Supplied records:

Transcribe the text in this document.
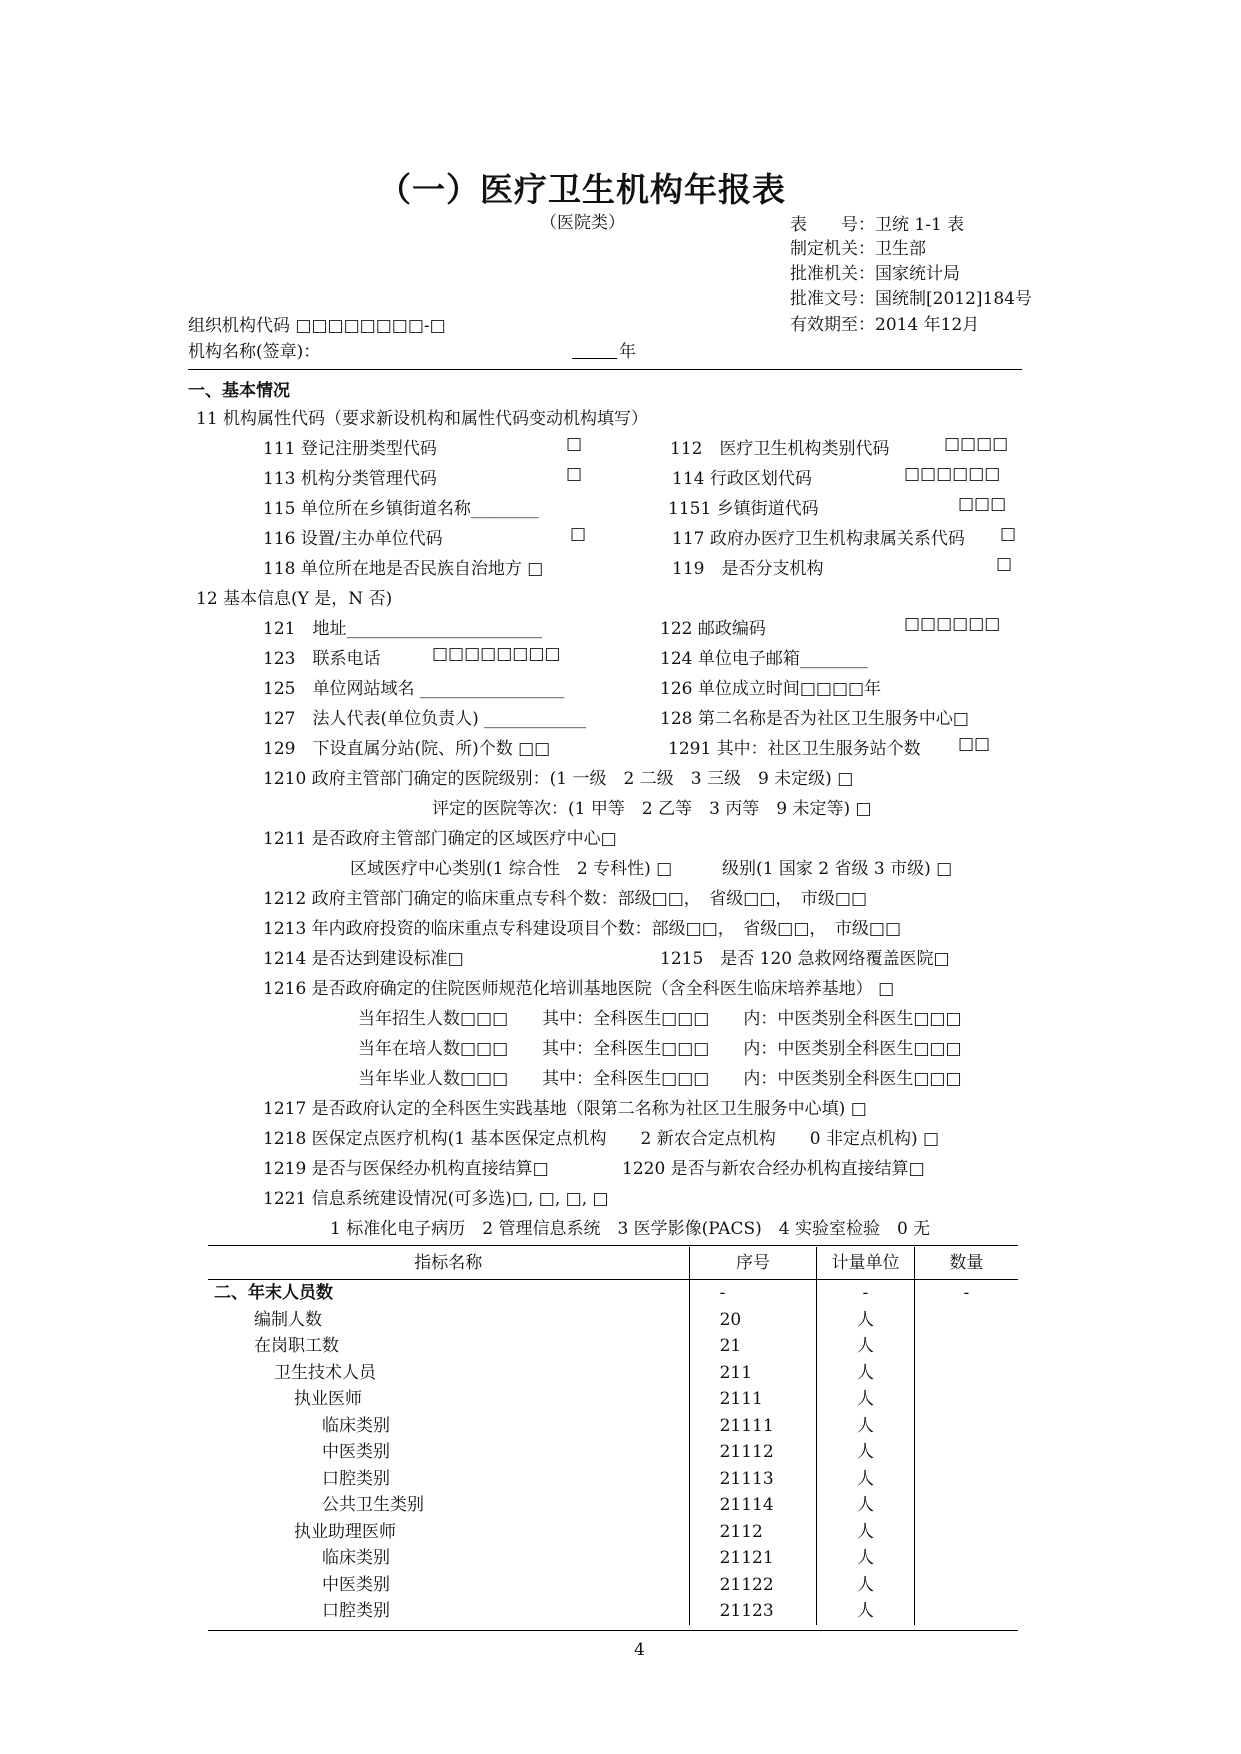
（一）医疗卫生机构年报表
（医院类）	表　　号：卫统 1-1 表
制定机关：卫生部
批准机关：国家统计局
批准文号：国统制[2012]184号
有效期至：2014 年12月
组织机构代码 □□□□□□□□-□
机构名称(签章)：	年
一、基本情况
11 机构属性代码（要求新设机构和属性代码变动机构填写）
111 登记注册类型代码	□	112　医疗卫生机构类别代码	□□□□
113 机构分类管理代码	□	114 行政区划代码	□□□□□□
115 单位所在乡镇街道名称________	1151 乡镇街道代码	□□□
116 设置/主办单位代码	□	117 政府办医疗卫生机构隶属关系代码 □
118 单位所在地是否民族自治地方 □	119　是否分支机构	□
12 基本信息(Y 是，N 否)
121　地址_______________________	122 邮政编码	□□□□□□
123　联系电话	□□□□□□□□	124 单位电子邮箱________
125　单位网站域名 _________________	126 单位成立时间□□□□年
127　法人代表(单位负责人) ____________	128 第二名称是否为社区卫生服务中心□
129　下设直属分站(院、所)个数 □□	1291 其中：社区卫生服务站个数 □□
1210 政府主管部门确定的医院级别：(1 一级　2 二级　3 三级　9 未定级) □
评定的医院等次：(1 甲等　2 乙等　3 丙等　9 未定等) □
1211 是否政府主管部门确定的区域医疗中心□
区域医疗中心类别(1 综合性　2 专科性) □	级别(1 国家 2 省级 3 市级) □
1212 政府主管部门确定的临床重点专科个数：部级□□，　省级□□，　市级□□
1213 年内政府投资的临床重点专科建设项目个数：部级□□，　省级□□，　市级□□
1214 是否达到建设标准□	1215　是否 120 急救网络覆盖医院□
1216 是否政府确定的住院医师规范化培训基地医院（含全科医生临床培养基地） □
当年招生人数□□□　　其中：全科医生□□□　　内：中医类别全科医生□□□
当年在培人数□□□　　其中：全科医生□□□　　内：中医类别全科医生□□□
当年毕业人数□□□　　其中：全科医生□□□　　内：中医类别全科医生□□□
1217 是否政府认定的全科医生实践基地（限第二名称为社区卫生服务中心填) □
1218 医保定点医疗机构(1 基本医保定点机构　　2 新农合定点机构　　0 非定点机构) □
1219 是否与医保经办机构直接结算□	1220 是否与新农合经办机构直接结算□
1221 信息系统建设情况(可多选)□, □, □, □
1 标准化电子病历　2 管理信息系统　3 医学影像(PACS)　4 实验室检验　0 无
指标名称	序号	计量单位	数量
二、年末人员数	-	-	-
编制人数	20	人	
在岗职工数	21	人	
卫生技术人员	211	人	
执业医师	2111	人	
临床类别	21111	人	
中医类别	21112	人	
口腔类别	21113	人	
公共卫生类别	21114	人	
执业助理医师	2112	人	
临床类别	21121	人	
中医类别	21122	人	
口腔类别	21123	人	
4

Task requirements: Reproduce each record from above exactly; pictures do not belong in the copy.

Exercise solution:
Transcribe the text in this document.
（一）医疗卫生机构年报表
（医院类）	表　　号：卫统 1-1 表
制定机关：卫生部
批准机关：国家统计局
批准文号：国统制[2012]184号
有效期至：2014 年12月
组织机构代码 □□□□□□□□-□
机构名称(签章)：	年
一、基本情况
11 机构属性代码（要求新设机构和属性代码变动机构填写）
111 登记注册类型代码	□	112　医疗卫生机构类别代码	□□□□
113 机构分类管理代码	□	114 行政区划代码	□□□□□□
115 单位所在乡镇街道名称________	1151 乡镇街道代码	□□□
116 设置/主办单位代码	□	117 政府办医疗卫生机构隶属关系代码 □
118 单位所在地是否民族自治地方 □	119　是否分支机构	□
12 基本信息(Y 是，N 否)
121　地址_______________________	122 邮政编码	□□□□□□
123　联系电话	□□□□□□□□	124 单位电子邮箱________
125　单位网站域名 _________________	126 单位成立时间□□□□年
127　法人代表(单位负责人) ____________	128 第二名称是否为社区卫生服务中心□
129　下设直属分站(院、所)个数 □□	1291 其中：社区卫生服务站个数 □□
1210 政府主管部门确定的医院级别：(1 一级　2 二级　3 三级　9 未定级) □
评定的医院等次：(1 甲等　2 乙等　3 丙等　9 未定等) □
1211 是否政府主管部门确定的区域医疗中心□
区域医疗中心类别(1 综合性　2 专科性) □	级别(1 国家 2 省级 3 市级) □
1212 政府主管部门确定的临床重点专科个数：部级□□，　省级□□，　市级□□
1213 年内政府投资的临床重点专科建设项目个数：部级□□，　省级□□，　市级□□
1214 是否达到建设标准□	1215　是否 120 急救网络覆盖医院□
1216 是否政府确定的住院医师规范化培训基地医院（含全科医生临床培养基地） □
当年招生人数□□□　　其中：全科医生□□□　　内：中医类别全科医生□□□
当年在培人数□□□　　其中：全科医生□□□　　内：中医类别全科医生□□□
当年毕业人数□□□　　其中：全科医生□□□　　内：中医类别全科医生□□□
1217 是否政府认定的全科医生实践基地（限第二名称为社区卫生服务中心填) □
1218 医保定点医疗机构(1 基本医保定点机构　　2 新农合定点机构　　0 非定点机构) □
1219 是否与医保经办机构直接结算□	1220 是否与新农合经办机构直接结算□
1221 信息系统建设情况(可多选)□, □, □, □
1 标准化电子病历　2 管理信息系统　3 医学影像(PACS)　4 实验室检验　0 无
指标名称	序号	计量单位	数量
二、年末人员数	-	-	-
编制人数	20	人	
在岗职工数	21	人	
卫生技术人员	211	人	
执业医师	2111	人	
临床类别	21111	人	
中医类别	21112	人	
口腔类别	21113	人	
公共卫生类别	21114	人	
执业助理医师	2112	人	
临床类别	21121	人	
中医类别	21122	人	
口腔类别	21123	人	
4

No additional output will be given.